• READING TEXT
────
Re: Death postgres

From: Marc Millas <marc(dot)millas(at)mokadb(dot)com>
To: pgsql-general(at)lists(dot)postgresql(dot)org
Subject: Re: Death postgres
Date: 2023-05-12 15:41:37
Message-ID: CADX_1aYQN95m9BggNAUaWmci0U+weJf1bJybiFSc3qSGF0mbJw@mail.gmail.com
Views: Raw Message | Whole Thread | Download mbox | Resend email
Thread:
Lists: pgsql-general

On Fri, May 12, 2023 at 8:31 AM Peter J. Holzer <hjp-pgsql(at)hjp(dot)at> wrote:

> On 2023-05-11 21:27:57 +0200, Marc Millas wrote:
> > the 750000 lines in each tables are not NULLs but '' empty varchar,
> which,
> > obviously is not the same thing.
> > and which perfectly generates 500 billions lines for the left join.
> > So, no planner or statistics pbs. apologies for the time wasted.
>
> No problem. Glad to have solved that puzzle.
>
> > Back to the initial pb: if, with temp_file_limit positioned to 210 GB,
> > I try to run the select * from table_a left join table_b on the col_a
> > (which contains the 750000 '' on both tables)
────
• RECORD SET
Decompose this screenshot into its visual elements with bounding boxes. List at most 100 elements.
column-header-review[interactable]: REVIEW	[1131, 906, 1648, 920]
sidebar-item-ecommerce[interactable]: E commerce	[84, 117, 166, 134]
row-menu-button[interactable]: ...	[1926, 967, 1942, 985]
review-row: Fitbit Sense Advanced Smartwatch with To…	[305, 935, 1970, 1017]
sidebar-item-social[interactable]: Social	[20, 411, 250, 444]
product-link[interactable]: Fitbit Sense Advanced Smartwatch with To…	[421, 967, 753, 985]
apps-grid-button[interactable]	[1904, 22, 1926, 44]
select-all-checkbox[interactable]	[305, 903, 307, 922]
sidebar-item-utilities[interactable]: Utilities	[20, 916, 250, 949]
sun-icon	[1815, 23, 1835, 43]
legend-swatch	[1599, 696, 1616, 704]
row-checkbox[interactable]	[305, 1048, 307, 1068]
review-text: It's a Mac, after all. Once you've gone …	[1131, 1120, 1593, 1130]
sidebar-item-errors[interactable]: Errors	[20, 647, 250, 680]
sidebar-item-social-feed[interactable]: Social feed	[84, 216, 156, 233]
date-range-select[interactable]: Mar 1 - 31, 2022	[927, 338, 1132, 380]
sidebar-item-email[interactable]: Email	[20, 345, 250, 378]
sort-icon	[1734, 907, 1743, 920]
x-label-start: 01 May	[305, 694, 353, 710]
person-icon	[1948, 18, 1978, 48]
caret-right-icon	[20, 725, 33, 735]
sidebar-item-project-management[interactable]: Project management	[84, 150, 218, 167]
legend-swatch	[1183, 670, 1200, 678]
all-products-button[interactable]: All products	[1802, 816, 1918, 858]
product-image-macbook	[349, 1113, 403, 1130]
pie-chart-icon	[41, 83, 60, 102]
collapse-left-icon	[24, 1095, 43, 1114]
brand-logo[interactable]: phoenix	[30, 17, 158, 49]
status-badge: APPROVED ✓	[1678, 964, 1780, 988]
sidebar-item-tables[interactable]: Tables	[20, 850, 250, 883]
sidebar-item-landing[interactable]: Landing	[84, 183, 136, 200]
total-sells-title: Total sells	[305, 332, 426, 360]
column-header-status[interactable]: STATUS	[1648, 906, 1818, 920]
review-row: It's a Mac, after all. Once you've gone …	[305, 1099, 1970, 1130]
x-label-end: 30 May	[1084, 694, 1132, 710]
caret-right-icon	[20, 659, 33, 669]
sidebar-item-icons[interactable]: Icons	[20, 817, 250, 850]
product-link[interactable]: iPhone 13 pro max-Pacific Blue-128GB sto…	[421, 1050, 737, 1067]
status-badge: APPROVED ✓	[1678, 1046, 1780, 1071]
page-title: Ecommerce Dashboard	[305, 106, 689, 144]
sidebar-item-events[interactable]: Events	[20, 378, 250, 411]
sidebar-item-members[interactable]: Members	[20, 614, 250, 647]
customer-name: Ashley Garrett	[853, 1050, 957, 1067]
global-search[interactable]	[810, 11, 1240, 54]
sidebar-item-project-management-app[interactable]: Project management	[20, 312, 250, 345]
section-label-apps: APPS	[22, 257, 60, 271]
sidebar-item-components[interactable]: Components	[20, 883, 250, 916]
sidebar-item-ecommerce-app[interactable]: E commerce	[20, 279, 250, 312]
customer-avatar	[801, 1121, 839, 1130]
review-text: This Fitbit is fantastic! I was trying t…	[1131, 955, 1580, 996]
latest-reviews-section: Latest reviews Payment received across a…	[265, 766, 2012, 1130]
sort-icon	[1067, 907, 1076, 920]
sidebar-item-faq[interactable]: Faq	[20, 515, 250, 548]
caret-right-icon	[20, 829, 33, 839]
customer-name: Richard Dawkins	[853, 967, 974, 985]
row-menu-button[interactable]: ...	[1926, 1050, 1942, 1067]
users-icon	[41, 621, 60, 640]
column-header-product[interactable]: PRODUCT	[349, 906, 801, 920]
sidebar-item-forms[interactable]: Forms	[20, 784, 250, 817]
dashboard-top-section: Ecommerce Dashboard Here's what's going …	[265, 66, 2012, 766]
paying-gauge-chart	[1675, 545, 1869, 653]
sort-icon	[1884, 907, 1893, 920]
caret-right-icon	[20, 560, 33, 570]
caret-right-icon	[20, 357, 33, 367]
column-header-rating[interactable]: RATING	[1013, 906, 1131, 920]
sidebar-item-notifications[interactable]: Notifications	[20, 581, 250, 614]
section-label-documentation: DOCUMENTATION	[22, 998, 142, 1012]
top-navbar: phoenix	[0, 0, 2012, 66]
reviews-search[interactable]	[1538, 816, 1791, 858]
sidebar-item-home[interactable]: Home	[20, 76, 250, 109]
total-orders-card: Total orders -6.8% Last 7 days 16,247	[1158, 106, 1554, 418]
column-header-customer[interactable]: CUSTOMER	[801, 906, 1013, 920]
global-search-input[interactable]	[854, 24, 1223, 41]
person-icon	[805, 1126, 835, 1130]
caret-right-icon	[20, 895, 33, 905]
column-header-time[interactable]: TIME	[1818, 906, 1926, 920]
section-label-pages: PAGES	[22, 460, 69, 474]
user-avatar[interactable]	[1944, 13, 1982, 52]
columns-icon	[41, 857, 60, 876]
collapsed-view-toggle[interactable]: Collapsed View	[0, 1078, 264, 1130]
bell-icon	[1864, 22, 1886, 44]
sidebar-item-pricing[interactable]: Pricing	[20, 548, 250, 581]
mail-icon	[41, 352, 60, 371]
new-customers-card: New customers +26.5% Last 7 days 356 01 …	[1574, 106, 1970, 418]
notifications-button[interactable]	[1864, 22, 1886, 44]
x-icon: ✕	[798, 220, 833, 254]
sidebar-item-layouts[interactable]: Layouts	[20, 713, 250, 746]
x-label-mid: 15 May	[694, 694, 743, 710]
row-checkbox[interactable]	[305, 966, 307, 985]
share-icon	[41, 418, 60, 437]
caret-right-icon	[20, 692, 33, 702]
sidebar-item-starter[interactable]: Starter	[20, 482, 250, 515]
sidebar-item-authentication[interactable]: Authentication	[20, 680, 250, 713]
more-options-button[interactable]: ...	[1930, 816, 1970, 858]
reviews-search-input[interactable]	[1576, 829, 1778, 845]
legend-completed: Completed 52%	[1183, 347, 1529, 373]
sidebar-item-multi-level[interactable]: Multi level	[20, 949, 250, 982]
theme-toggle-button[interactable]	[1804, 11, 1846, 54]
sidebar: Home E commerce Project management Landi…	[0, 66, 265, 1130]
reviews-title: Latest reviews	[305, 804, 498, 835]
────
• REQUIRED WORK
a. Reproduce the passage of the Postgres mailing-list message that begins at the words "On Fri, May" and stops after "the same thing.".
b. Carry on with the Postgres mailing-list message, picking up right after its last line.

• SOLVED TASKS
a.
On Fri, May 12, 2023 at 8:31 AM Peter J. Holzer <hjp-pgsql(at)hjp(dot)at> wrote:

> On 2023-05-11 21:27:57 +0200, Marc Millas wrote:
> > the 750000 lines in each tables are not NULLs but '' empty varchar,
> which,
> > obviously is not the same thing.

b.
> > then postgres do crash, killed by oom, after having taken 1.1 TB of
> additional
> > disk space.
>
> My guess is that the amount of parallelism is the problem.
>
> work_mem is a per-node limit. Even a single process can use a multiple of
> work_mem if the query contains nested nodes (which almost every query
> does, but most nodes don't need much memory). With 5 parallel workers,
> the total consumption will be 5 times that. So to prevent the OOM
> condition you would need to reduce work_mem or max_parallel_workers (at
> least for this query).
>

we have more than 100GB RAM and only 1 user, with one request running.
work_mem is set to 10MB. for oom to kill due to work_mem it means that for
one request with 2 left join, postgres needs more than 10.000 work_mem
buffers.
to me, it seems difficult to believe. but that postgres may need that RAM
space for hashing or whatever other similar purpose seems more probable.
no ?

>
> The description temp_file_limit says "...the maximum amount of disk
> space that *a process* can use...". So with 5 workers that's 210*5 =
> 1050 GB total. Again, you may want to reduce either temp_file_limit or
> max_parallel_workers.
>
Yes, but if so, we may have had a request canceled due to temp_file limit,
which was not the case.

>
> > to my understanding, before postgres 13, hash aggregate did eat RAM
> limitless
> > in such circumstances.
> > but in 14.2 ??
> > (I know, 14.8 is up...)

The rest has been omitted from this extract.